Quote every line of the material beneath this one.
== Data supplied
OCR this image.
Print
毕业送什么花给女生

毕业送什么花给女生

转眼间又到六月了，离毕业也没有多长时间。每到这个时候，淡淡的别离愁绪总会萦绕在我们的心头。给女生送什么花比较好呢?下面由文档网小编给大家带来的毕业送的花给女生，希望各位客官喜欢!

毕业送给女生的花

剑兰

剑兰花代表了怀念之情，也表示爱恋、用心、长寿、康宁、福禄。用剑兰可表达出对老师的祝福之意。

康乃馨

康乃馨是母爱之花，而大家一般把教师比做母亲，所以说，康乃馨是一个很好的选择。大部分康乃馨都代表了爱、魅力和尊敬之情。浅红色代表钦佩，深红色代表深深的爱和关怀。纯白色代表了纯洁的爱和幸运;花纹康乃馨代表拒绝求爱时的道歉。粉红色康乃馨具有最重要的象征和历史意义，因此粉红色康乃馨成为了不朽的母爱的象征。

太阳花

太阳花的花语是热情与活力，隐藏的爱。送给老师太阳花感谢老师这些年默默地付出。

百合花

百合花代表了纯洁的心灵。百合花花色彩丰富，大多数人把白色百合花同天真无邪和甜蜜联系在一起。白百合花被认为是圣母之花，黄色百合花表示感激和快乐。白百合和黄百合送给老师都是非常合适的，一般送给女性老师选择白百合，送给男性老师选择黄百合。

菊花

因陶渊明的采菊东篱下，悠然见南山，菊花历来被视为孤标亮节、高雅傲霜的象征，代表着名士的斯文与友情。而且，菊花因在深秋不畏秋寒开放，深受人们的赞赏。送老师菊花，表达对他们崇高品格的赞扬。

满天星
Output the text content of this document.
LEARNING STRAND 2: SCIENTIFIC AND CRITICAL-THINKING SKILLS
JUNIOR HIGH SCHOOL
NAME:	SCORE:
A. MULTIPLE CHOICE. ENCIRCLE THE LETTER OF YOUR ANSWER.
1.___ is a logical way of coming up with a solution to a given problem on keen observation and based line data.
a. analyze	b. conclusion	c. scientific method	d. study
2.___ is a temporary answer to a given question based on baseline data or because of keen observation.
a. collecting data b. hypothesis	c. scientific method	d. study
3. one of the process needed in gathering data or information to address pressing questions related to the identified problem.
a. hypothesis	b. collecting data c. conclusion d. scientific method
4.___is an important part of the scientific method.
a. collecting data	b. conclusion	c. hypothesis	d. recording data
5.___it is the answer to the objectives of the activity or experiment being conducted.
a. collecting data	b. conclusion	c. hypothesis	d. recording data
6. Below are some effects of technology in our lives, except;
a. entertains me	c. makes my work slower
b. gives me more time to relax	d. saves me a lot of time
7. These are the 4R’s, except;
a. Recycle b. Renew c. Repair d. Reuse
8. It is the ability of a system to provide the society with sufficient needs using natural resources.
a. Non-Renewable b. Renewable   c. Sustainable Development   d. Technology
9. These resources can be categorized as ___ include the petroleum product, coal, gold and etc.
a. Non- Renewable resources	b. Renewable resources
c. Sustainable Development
====
Expected answer >>
OCR this image.
Print
毕业送什么花给女生

毕业送什么花给女生

转眼间又到六月了，离毕业也没有多长时间。每到这个时候，淡淡的别离愁绪总会萦绕在我们的心头。给女生送什么花比较好呢?下面由文档网小编给大家带来的毕业送的花给女生，希望各位客官喜欢!

毕业送给女生的花

剑兰

剑兰花代表了怀念之情，也表示爱恋、用心、长寿、康宁、福禄。用剑兰可表达出对老师的祝福之意。

康乃馨

康乃馨是母爱之花，而大家一般把教师比做母亲，所以说，康乃馨是一个很好的选择。大部分康乃馨都代表了爱、魅力和尊敬之情。浅红色代表钦佩，深红色代表深深的爱和关怀。纯白色代表了纯洁的爱和幸运;花纹康乃馨代表拒绝求爱时的道歉。粉红色康乃馨具有最重要的象征和历史意义，因此粉红色康乃馨成为了不朽的母爱的象征。

太阳花

太阳花的花语是热情与活力，隐藏的爱。送给老师太阳花感谢老师这些年默默地付出。

百合花

百合花代表了纯洁的心灵。百合花花色彩丰富，大多数人把白色百合花同天真无邪和甜蜜联系在一起。白百合花被认为是圣母之花，黄色百合花表示感激和快乐。白百合和黄百合送给老师都是非常合适的，一般送给女性老师选择白百合，送给男性老师选择黄百合。

菊花

因陶渊明的采菊东篱下，悠然见南山，菊花历来被视为孤标亮节、高雅傲霜的象征，代表着名士的斯文与友情。而且，菊花因在深秋不畏秋寒开放，深受人们的赞赏。送老师菊花，表达对他们崇高品格的赞扬。

满天星
Output the text content of this document.
LEARNING STRAND 2: SCIENTIFIC AND CRITICAL-THINKING SKILLS
JUNIOR HIGH SCHOOL
NAME:	SCORE:
A. MULTIPLE CHOICE. ENCIRCLE THE LETTER OF YOUR ANSWER.
1.___ is a logical way of coming up with a solution to a given problem on keen observation and based line data.
a. analyze	b. conclusion	c. scientific method	d. study
2.___ is a temporary answer to a given question based on baseline data or because of keen observation.
a. collecting data b. hypothesis	c. scientific method	d. study
3. one of the process needed in gathering data or information to address pressing questions related to the identified problem.
a. hypothesis	b. collecting data c. conclusion d. scientific method
4.___is an important part of the scientific method.
a. collecting data	b. conclusion	c. hypothesis	d. recording data
5.___it is the answer to the objectives of the activity or experiment being conducted.
a. collecting data	b. conclusion	c. hypothesis	d. recording data
6. Below are some effects of technology in our lives, except;
a. entertains me	c. makes my work slower
b. gives me more time to relax	d. saves me a lot of time
7. These are the 4R’s, except;
a. Recycle b. Renew c. Repair d. Reuse
8. It is the ability of a system to provide the society with sufficient needs using natural resources.
a. Non-Renewable b. Renewable   c. Sustainable Development   d. Technology
9. These resources can be categorized as ___ include the petroleum product, coal, gold and etc.
a. Non- Renewable resources	b. Renewable resources
c. Sustainable Development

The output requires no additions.